> **Entries**:
* * * * * * * * *

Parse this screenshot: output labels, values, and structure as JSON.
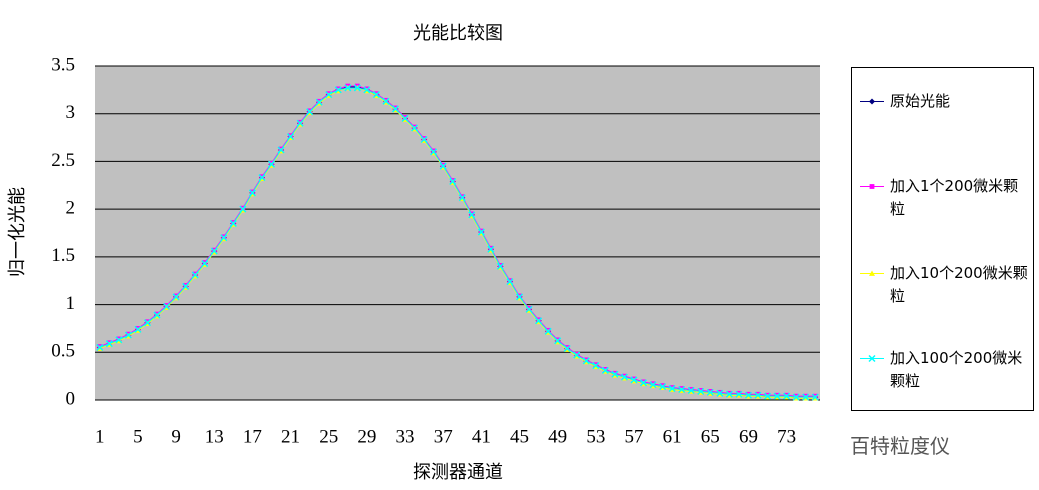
{
  "chart_data": {
    "type": "line",
    "title": "光能比较图",
    "x_label": "探测器通道",
    "y_label": "归一化光能",
    "watermark": "百特粒度仪",
    "categories": [
      "1",
      null,
      null,
      null,
      "5",
      null,
      null,
      null,
      "9",
      null,
      null,
      null,
      "13",
      null,
      null,
      null,
      "17",
      null,
      null,
      null,
      "21",
      null,
      null,
      null,
      "25",
      null,
      null,
      null,
      "29",
      null,
      null,
      null,
      "33",
      null,
      null,
      null,
      "37",
      null,
      null,
      null,
      "41",
      null,
      null,
      null,
      "45",
      null,
      null,
      null,
      "49",
      null,
      null,
      null,
      "53",
      null,
      null,
      null,
      "57",
      null,
      null,
      null,
      "61",
      null,
      null,
      null,
      "65",
      null,
      null,
      null,
      "69",
      null,
      null,
      null,
      "73",
      null,
      null,
      null
    ],
    "ylim": [
      0,
      3.5
    ],
    "yticks": [
      0,
      0.5,
      1,
      1.5,
      2,
      2.5,
      3,
      3.5
    ],
    "grid": true,
    "plot_background": "#c0c0c0",
    "series": [
      {
        "name": "原始光能",
        "color": "#000080",
        "marker": "diamond",
        "values": [
          0.55,
          0.59,
          0.63,
          0.68,
          0.74,
          0.81,
          0.89,
          0.98,
          1.08,
          1.19,
          1.31,
          1.43,
          1.56,
          1.7,
          1.85,
          2.0,
          2.17,
          2.33,
          2.47,
          2.62,
          2.76,
          2.9,
          3.02,
          3.12,
          3.2,
          3.25,
          3.28,
          3.28,
          3.25,
          3.2,
          3.13,
          3.05,
          2.95,
          2.85,
          2.73,
          2.6,
          2.45,
          2.29,
          2.12,
          1.94,
          1.76,
          1.58,
          1.4,
          1.24,
          1.08,
          0.95,
          0.83,
          0.72,
          0.62,
          0.54,
          0.47,
          0.41,
          0.36,
          0.31,
          0.27,
          0.24,
          0.21,
          0.18,
          0.16,
          0.14,
          0.12,
          0.11,
          0.1,
          0.09,
          0.08,
          0.07,
          0.06,
          0.06,
          0.05,
          0.05,
          0.04,
          0.04,
          0.04,
          0.03,
          0.03,
          0.03
        ]
      },
      {
        "name": "加入1个200微米颗粒",
        "color": "#ff00ff",
        "marker": "square",
        "values": [
          0.56,
          0.6,
          0.64,
          0.69,
          0.75,
          0.82,
          0.9,
          0.99,
          1.09,
          1.2,
          1.32,
          1.44,
          1.57,
          1.71,
          1.86,
          2.01,
          2.18,
          2.34,
          2.48,
          2.63,
          2.77,
          2.91,
          3.03,
          3.13,
          3.21,
          3.26,
          3.29,
          3.29,
          3.26,
          3.21,
          3.14,
          3.06,
          2.96,
          2.86,
          2.74,
          2.61,
          2.46,
          2.3,
          2.13,
          1.95,
          1.77,
          1.59,
          1.41,
          1.25,
          1.09,
          0.96,
          0.84,
          0.73,
          0.63,
          0.55,
          0.48,
          0.42,
          0.37,
          0.32,
          0.28,
          0.25,
          0.22,
          0.19,
          0.17,
          0.15,
          0.13,
          0.12,
          0.11,
          0.1,
          0.09,
          0.08,
          0.07,
          0.07,
          0.06,
          0.06,
          0.05,
          0.05,
          0.05,
          0.04,
          0.04,
          0.04
        ]
      },
      {
        "name": "加入10个200微米颗粒",
        "color": "#ffff00",
        "marker": "triangle",
        "values": [
          0.54,
          0.58,
          0.62,
          0.67,
          0.73,
          0.8,
          0.88,
          0.97,
          1.07,
          1.18,
          1.3,
          1.42,
          1.55,
          1.69,
          1.84,
          1.99,
          2.16,
          2.32,
          2.46,
          2.61,
          2.75,
          2.89,
          3.01,
          3.11,
          3.19,
          3.24,
          3.27,
          3.27,
          3.24,
          3.19,
          3.12,
          3.04,
          2.94,
          2.84,
          2.72,
          2.59,
          2.44,
          2.28,
          2.11,
          1.93,
          1.75,
          1.57,
          1.39,
          1.23,
          1.07,
          0.94,
          0.82,
          0.71,
          0.61,
          0.53,
          0.46,
          0.4,
          0.35,
          0.3,
          0.26,
          0.23,
          0.2,
          0.17,
          0.15,
          0.13,
          0.11,
          0.1,
          0.09,
          0.08,
          0.07,
          0.06,
          0.05,
          0.05,
          0.04,
          0.04,
          0.03,
          0.03,
          0.03,
          0.02,
          0.02,
          0.02
        ]
      },
      {
        "name": "加入100个200微米颗粒",
        "color": "#00ffff",
        "marker": "x",
        "values": [
          0.55,
          0.59,
          0.63,
          0.68,
          0.74,
          0.81,
          0.89,
          0.98,
          1.08,
          1.19,
          1.31,
          1.43,
          1.56,
          1.7,
          1.85,
          2.0,
          2.17,
          2.33,
          2.47,
          2.62,
          2.76,
          2.9,
          3.02,
          3.12,
          3.2,
          3.25,
          3.27,
          3.27,
          3.25,
          3.2,
          3.13,
          3.05,
          2.95,
          2.85,
          2.73,
          2.6,
          2.45,
          2.29,
          2.12,
          1.94,
          1.76,
          1.58,
          1.4,
          1.24,
          1.08,
          0.95,
          0.83,
          0.72,
          0.62,
          0.54,
          0.47,
          0.41,
          0.36,
          0.31,
          0.27,
          0.24,
          0.21,
          0.18,
          0.16,
          0.14,
          0.12,
          0.11,
          0.1,
          0.09,
          0.08,
          0.07,
          0.06,
          0.06,
          0.05,
          0.05,
          0.04,
          0.04,
          0.04,
          0.03,
          0.03,
          0.03
        ]
      }
    ]
  }
}
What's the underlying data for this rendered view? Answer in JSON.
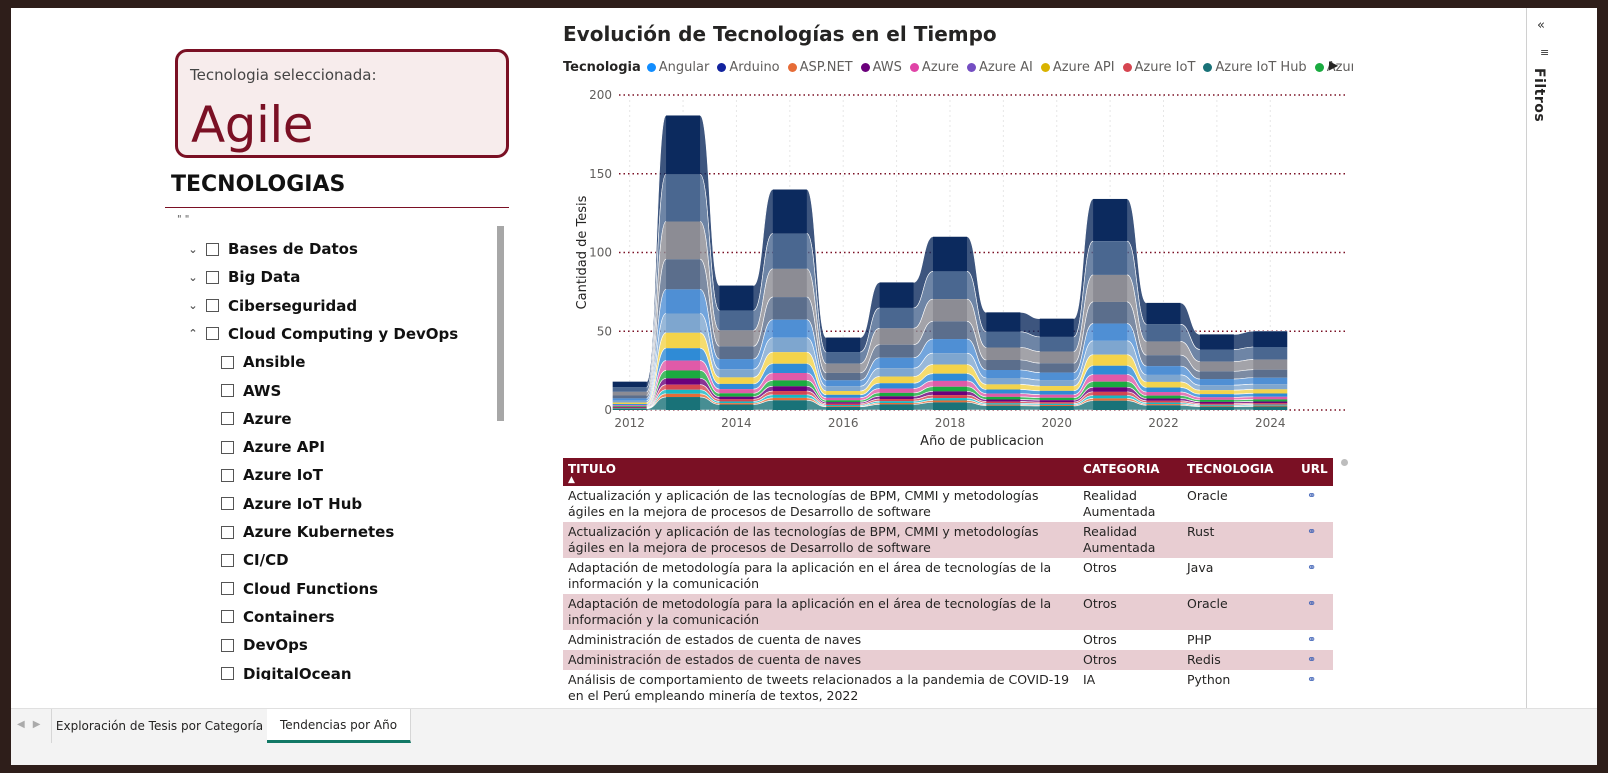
{
  "card": {
    "label": "Tecnologia seleccionada:",
    "value": "Agile"
  },
  "slicer": {
    "title": "TECNOLOGIAS",
    "dots": "\" \"",
    "items": [
      {
        "label": "Bases de Datos",
        "level": 0,
        "expand": "collapsed"
      },
      {
        "label": "Big Data",
        "level": 0,
        "expand": "collapsed"
      },
      {
        "label": "Ciberseguridad",
        "level": 0,
        "expand": "collapsed"
      },
      {
        "label": "Cloud Computing y DevOps",
        "level": 0,
        "expand": "expanded"
      },
      {
        "label": "Ansible",
        "level": 1,
        "expand": ""
      },
      {
        "label": "AWS",
        "level": 1,
        "expand": ""
      },
      {
        "label": "Azure",
        "level": 1,
        "expand": ""
      },
      {
        "label": "Azure API",
        "level": 1,
        "expand": ""
      },
      {
        "label": "Azure IoT",
        "level": 1,
        "expand": ""
      },
      {
        "label": "Azure IoT Hub",
        "level": 1,
        "expand": ""
      },
      {
        "label": "Azure Kubernetes",
        "level": 1,
        "expand": ""
      },
      {
        "label": "CI/CD",
        "level": 1,
        "expand": ""
      },
      {
        "label": "Cloud Functions",
        "level": 1,
        "expand": ""
      },
      {
        "label": "Containers",
        "level": 1,
        "expand": ""
      },
      {
        "label": "DevOps",
        "level": 1,
        "expand": ""
      },
      {
        "label": "DigitalOcean",
        "level": 1,
        "expand": ""
      }
    ]
  },
  "legend": {
    "title": "Tecnologia",
    "items": [
      {
        "label": "Angular",
        "color": "#118dff"
      },
      {
        "label": "Arduino",
        "color": "#12239e"
      },
      {
        "label": "ASP.NET",
        "color": "#e66c37"
      },
      {
        "label": "AWS",
        "color": "#6b007b"
      },
      {
        "label": "Azure",
        "color": "#e044a7"
      },
      {
        "label": "Azure AI",
        "color": "#744ec2"
      },
      {
        "label": "Azure API",
        "color": "#d9b300"
      },
      {
        "label": "Azure IoT",
        "color": "#d64550"
      },
      {
        "label": "Azure IoT Hub",
        "color": "#197278"
      },
      {
        "label": "Azure Kub...",
        "color": "#1aab40"
      }
    ]
  },
  "chart_data": {
    "type": "area",
    "title": "Evolución de Tecnologías en el Tiempo",
    "xlabel": "Año de publicacion",
    "ylabel": "Cantidad de Tesis",
    "x": [
      2012,
      2013,
      2014,
      2015,
      2016,
      2017,
      2018,
      2019,
      2020,
      2021,
      2022,
      2023,
      2024
    ],
    "xticks": [
      "2012",
      "2014",
      "2016",
      "2018",
      "2020",
      "2022",
      "2024"
    ],
    "yticks": [
      "0",
      "50",
      "100",
      "150",
      "200"
    ],
    "ylim": [
      0,
      200
    ],
    "grid": "dotted",
    "stacked": true,
    "ribbon": true,
    "total": [
      18,
      187,
      79,
      140,
      46,
      81,
      110,
      62,
      58,
      134,
      68,
      48,
      50
    ],
    "series_colors": [
      "#0c2a5e",
      "#4a6790",
      "#8c8c94",
      "#5b6e8c",
      "#4f8fd4",
      "#7ea6cf",
      "#f3d34a",
      "#2f8bd6",
      "#e05aa8",
      "#1aab40",
      "#6b007b",
      "#d64550",
      "#17b8c4",
      "#e66c37",
      "#197278"
    ]
  },
  "table": {
    "columns": [
      "TITULO",
      "CATEGORIA",
      "TECNOLOGIA",
      "URL"
    ],
    "sort_indicator": "▲",
    "rows": [
      {
        "titulo": "Actualización y aplicación de las tecnologías de BPM, CMMI y metodologías ágiles en la mejora de procesos de Desarrollo de software",
        "categoria": "Realidad Aumentada",
        "tecnologia": "Oracle",
        "url": "link-icon"
      },
      {
        "titulo": "Actualización y aplicación de las tecnologías de BPM, CMMI y metodologías ágiles en la mejora de procesos de Desarrollo de software",
        "categoria": "Realidad Aumentada",
        "tecnologia": "Rust",
        "url": "link-icon"
      },
      {
        "titulo": "Adaptación de metodología para la aplicación en el área de tecnologías de la información y la comunicación",
        "categoria": "Otros",
        "tecnologia": "Java",
        "url": "link-icon"
      },
      {
        "titulo": "Adaptación de metodología para la aplicación en el área de tecnologías de la información y la comunicación",
        "categoria": "Otros",
        "tecnologia": "Oracle",
        "url": "link-icon"
      },
      {
        "titulo": "Administración de estados de cuenta de naves",
        "categoria": "Otros",
        "tecnologia": "PHP",
        "url": "link-icon"
      },
      {
        "titulo": "Administración de estados de cuenta de naves",
        "categoria": "Otros",
        "tecnologia": "Redis",
        "url": "link-icon"
      },
      {
        "titulo": "Análisis de comportamiento de tweets relacionados a la pandemia de COVID-19 en el Perú empleando minería de textos, 2022",
        "categoria": "IA",
        "tecnologia": "Python",
        "url": "link-icon"
      }
    ]
  },
  "filters": {
    "label": "Filtros",
    "collapse_icon": "«",
    "filter_icon": "filter-icon"
  },
  "tabs": [
    {
      "label": "Exploración de Tesis por Categoría",
      "active": false
    },
    {
      "label": "Tendencias por Año",
      "active": true
    }
  ]
}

* * * * * * * * *

> **Task requirements**:
Scan the data for the word "Cloud" and copy every line where it shows up.

> **Solution to this problem**:
        "label": "Cloud Computing y DevOps",
        "label": "Cloud Functions",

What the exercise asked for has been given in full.